PROMPT ->
Collect from the data below each line with "present".

────────

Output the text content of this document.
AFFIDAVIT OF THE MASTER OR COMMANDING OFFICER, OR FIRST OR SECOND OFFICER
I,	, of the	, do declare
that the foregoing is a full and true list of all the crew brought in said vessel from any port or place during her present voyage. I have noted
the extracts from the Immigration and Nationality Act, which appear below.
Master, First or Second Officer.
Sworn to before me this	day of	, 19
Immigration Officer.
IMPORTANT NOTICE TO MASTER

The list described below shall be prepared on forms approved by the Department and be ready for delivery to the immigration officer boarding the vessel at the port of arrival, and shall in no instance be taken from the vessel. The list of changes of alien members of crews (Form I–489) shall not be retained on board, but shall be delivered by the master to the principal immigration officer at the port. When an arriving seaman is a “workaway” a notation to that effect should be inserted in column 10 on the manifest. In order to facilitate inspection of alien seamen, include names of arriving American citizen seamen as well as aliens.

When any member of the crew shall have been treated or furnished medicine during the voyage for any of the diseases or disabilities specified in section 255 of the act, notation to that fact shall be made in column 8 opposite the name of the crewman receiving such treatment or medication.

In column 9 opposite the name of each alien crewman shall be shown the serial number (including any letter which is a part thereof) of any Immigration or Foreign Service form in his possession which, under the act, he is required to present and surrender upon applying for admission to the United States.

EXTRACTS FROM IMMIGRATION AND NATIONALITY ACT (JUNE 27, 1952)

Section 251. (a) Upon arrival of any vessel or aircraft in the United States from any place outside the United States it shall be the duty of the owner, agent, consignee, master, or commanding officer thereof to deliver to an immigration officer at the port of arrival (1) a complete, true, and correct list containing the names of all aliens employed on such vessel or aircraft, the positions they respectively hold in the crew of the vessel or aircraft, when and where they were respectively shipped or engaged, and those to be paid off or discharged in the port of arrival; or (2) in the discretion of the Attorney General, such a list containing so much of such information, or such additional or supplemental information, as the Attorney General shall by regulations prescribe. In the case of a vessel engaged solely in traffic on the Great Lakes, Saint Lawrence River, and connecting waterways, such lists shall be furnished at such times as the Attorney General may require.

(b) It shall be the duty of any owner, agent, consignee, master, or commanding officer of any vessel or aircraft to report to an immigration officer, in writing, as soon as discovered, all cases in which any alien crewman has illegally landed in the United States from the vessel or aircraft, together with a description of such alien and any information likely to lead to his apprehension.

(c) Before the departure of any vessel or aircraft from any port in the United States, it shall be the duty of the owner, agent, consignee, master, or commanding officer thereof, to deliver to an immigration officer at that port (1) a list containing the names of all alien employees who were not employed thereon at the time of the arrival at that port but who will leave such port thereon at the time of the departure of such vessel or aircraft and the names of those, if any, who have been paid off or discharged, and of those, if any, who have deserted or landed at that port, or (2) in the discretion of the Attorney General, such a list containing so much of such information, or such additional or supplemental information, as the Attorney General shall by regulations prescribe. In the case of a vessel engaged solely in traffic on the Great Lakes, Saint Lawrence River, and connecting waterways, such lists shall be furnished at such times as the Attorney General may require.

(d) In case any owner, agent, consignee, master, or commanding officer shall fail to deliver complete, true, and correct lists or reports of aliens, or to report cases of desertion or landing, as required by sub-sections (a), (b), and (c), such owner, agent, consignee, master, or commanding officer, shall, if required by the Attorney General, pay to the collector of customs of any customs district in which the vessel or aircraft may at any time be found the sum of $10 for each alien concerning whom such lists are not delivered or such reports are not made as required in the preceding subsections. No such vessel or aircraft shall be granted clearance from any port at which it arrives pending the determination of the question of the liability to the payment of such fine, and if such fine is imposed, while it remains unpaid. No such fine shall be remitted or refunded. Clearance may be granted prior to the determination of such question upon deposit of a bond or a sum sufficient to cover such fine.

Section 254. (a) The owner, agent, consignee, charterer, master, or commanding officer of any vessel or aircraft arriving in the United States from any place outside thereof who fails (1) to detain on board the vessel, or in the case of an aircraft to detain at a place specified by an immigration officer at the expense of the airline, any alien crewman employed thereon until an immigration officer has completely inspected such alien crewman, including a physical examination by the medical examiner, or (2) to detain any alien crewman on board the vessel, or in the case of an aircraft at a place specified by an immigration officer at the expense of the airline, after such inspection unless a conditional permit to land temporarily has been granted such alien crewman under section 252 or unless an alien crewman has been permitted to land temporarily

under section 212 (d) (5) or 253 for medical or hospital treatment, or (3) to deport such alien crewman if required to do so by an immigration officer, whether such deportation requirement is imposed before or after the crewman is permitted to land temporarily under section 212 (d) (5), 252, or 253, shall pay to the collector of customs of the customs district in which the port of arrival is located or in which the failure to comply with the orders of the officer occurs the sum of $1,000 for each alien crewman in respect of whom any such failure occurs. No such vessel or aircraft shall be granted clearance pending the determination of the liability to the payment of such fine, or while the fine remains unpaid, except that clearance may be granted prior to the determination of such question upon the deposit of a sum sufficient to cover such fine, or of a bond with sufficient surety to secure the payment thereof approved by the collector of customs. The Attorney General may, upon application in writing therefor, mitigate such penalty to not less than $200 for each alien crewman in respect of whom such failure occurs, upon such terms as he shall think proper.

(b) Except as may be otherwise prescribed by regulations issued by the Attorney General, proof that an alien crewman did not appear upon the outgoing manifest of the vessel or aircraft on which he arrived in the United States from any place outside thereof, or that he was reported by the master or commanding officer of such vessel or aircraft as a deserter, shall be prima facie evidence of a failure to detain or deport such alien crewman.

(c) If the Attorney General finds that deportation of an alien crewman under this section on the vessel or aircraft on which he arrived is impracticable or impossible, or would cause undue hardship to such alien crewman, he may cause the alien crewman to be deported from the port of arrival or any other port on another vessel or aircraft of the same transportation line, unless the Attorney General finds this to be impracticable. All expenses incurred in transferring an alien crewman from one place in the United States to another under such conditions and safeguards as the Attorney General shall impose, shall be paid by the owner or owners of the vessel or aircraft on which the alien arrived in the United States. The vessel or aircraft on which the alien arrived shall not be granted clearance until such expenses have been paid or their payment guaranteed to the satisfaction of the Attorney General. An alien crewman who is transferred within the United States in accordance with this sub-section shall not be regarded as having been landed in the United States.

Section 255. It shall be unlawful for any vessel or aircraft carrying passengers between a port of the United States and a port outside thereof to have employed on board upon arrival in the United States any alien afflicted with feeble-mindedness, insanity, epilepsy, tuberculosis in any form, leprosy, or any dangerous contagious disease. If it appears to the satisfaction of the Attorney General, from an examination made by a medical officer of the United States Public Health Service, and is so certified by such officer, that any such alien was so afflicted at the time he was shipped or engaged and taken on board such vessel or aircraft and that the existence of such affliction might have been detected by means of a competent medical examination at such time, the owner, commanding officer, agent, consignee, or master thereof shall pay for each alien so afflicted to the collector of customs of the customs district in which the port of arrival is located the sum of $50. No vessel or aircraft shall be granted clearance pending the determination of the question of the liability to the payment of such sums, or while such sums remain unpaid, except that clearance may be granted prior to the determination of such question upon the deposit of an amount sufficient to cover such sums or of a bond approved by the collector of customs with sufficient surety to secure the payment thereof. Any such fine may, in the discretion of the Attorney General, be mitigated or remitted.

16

────────

CORRECT RESULT ->
that the foregoing is a full and true list of all the crew brought in said vessel from any port or place during her present voyage. I have noted
In column 9 opposite the name of each alien crewman shall be shown the serial number (including any letter which is a part thereof) of any Immigration or Foreign Service form in his possession which, under the act, he is required to present and surrender upon applying for admission to the United States.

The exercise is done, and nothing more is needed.